| Given records |
__________________________________________________

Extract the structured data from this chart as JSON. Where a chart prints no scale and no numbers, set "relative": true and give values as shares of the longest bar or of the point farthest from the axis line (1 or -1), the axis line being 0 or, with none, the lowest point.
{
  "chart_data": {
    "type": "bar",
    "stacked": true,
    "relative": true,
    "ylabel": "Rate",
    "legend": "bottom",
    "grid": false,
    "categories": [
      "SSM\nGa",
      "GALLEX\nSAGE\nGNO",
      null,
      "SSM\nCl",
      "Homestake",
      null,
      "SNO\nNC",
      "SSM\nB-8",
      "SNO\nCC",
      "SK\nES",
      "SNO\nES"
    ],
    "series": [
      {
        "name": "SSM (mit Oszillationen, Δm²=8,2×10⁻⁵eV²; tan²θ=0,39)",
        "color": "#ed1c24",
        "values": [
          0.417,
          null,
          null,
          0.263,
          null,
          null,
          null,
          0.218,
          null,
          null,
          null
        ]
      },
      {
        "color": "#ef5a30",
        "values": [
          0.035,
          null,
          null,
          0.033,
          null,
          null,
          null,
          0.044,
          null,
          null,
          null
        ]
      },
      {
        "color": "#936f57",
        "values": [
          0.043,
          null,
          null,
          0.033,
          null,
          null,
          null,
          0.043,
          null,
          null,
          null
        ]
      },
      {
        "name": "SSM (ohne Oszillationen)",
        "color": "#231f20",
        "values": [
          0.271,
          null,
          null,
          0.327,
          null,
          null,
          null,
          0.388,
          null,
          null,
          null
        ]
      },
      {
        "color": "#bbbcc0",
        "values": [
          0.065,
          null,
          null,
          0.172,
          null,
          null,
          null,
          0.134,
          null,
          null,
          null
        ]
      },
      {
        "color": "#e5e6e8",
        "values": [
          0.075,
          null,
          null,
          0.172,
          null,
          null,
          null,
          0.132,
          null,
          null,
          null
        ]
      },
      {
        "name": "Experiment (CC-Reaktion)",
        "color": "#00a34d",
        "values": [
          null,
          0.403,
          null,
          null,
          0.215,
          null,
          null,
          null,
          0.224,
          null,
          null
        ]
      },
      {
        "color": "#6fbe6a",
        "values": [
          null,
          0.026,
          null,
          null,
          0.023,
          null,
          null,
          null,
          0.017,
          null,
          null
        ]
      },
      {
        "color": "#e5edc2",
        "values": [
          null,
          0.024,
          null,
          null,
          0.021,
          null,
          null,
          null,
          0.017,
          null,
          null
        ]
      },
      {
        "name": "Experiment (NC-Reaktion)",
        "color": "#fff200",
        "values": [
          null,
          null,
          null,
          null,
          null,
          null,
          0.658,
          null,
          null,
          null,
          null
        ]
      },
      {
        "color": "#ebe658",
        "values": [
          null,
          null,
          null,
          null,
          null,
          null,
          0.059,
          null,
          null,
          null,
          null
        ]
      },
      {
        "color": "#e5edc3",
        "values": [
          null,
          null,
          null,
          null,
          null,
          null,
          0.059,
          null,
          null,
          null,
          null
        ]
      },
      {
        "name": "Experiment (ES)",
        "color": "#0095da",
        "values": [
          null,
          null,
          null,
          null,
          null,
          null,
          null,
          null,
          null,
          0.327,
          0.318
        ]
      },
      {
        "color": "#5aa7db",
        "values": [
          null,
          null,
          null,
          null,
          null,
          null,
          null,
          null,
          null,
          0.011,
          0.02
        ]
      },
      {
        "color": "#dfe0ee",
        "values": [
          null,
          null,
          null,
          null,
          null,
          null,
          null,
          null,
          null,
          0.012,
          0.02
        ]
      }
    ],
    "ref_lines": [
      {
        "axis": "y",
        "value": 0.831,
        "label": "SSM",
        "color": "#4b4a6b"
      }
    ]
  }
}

__________________________________________________

Identify and copy all lines with the word "Oszillationen".

| Answer below |
        "name": "SSM (mit Oszillationen, Δm²=8,2×10⁻⁵eV²; tan²θ=0,39)",
        "name": "SSM (ohne Oszillationen)",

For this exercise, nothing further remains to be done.